Description of the task>
Copy exactly, and only, the lines from the line containing "Convert this document image to plain text." through the last line of the records below, both included.

Records provided>
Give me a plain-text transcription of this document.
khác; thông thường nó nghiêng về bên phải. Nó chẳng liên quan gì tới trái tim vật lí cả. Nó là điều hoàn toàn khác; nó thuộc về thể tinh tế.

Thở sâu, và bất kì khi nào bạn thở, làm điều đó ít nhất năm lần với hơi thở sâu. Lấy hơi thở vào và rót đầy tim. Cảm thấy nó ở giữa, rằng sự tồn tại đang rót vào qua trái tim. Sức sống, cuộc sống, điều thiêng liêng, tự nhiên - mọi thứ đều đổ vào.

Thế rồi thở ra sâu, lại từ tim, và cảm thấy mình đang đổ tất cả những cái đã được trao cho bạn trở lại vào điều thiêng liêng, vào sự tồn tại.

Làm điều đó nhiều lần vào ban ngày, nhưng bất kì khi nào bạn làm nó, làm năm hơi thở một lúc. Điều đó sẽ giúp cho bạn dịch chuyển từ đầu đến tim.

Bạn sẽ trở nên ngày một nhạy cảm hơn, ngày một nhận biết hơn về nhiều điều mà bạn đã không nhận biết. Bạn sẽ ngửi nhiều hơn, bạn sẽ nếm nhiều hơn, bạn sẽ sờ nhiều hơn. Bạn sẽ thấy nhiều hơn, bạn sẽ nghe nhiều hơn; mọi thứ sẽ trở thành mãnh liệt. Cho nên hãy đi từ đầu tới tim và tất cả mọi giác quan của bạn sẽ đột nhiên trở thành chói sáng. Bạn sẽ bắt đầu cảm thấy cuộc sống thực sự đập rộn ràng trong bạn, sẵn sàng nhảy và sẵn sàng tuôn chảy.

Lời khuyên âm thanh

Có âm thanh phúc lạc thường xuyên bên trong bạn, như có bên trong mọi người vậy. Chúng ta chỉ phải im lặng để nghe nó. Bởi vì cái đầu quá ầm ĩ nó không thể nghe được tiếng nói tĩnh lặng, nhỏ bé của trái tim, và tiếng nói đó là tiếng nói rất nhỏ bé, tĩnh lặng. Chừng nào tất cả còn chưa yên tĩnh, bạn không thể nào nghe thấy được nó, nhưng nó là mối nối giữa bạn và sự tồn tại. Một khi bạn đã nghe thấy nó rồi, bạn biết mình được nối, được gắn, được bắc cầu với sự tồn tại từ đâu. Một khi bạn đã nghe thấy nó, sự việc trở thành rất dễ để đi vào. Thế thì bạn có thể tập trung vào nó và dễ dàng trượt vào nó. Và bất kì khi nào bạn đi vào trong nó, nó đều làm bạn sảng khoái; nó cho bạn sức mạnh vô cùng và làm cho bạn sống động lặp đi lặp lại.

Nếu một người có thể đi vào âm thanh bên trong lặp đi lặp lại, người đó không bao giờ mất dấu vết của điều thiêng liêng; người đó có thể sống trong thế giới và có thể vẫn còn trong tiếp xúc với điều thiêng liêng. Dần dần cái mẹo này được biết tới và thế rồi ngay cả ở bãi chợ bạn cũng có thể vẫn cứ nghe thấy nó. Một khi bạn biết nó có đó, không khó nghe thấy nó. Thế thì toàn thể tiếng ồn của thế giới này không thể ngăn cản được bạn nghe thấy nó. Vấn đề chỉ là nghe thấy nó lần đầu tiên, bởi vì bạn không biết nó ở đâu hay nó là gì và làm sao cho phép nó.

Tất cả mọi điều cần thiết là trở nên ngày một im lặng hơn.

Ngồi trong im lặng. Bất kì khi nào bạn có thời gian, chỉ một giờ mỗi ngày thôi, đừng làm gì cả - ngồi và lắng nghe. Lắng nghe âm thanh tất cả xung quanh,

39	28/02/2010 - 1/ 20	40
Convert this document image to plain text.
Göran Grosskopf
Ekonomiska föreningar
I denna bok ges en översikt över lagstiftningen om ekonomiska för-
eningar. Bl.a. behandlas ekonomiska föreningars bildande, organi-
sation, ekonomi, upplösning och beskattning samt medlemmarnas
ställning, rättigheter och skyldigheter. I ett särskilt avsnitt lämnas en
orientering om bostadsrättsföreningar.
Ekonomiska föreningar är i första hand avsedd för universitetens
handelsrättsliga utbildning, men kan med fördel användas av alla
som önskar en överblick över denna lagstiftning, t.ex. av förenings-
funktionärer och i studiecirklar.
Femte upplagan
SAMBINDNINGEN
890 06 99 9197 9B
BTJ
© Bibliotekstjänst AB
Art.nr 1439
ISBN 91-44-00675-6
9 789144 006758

Result of this exercise>
Convert this document image to plain text.
Göran Grosskopf
Ekonomiska föreningar
I denna bok ges en översikt över lagstiftningen om ekonomiska för-
eningar. Bl.a. behandlas ekonomiska föreningars bildande, organi-
sation, ekonomi, upplösning och beskattning samt medlemmarnas
ställning, rättigheter och skyldigheter. I ett särskilt avsnitt lämnas en
orientering om bostadsrättsföreningar.
Ekonomiska föreningar är i första hand avsedd för universitetens
handelsrättsliga utbildning, men kan med fördel användas av alla
som önskar en överblick över denna lagstiftning, t.ex. av förenings-
funktionärer och i studiecirklar.
Femte upplagan
SAMBINDNINGEN
890 06 99 9197 9B
BTJ
© Bibliotekstjänst AB
Art.nr 1439
ISBN 91-44-00675-6
9 789144 006758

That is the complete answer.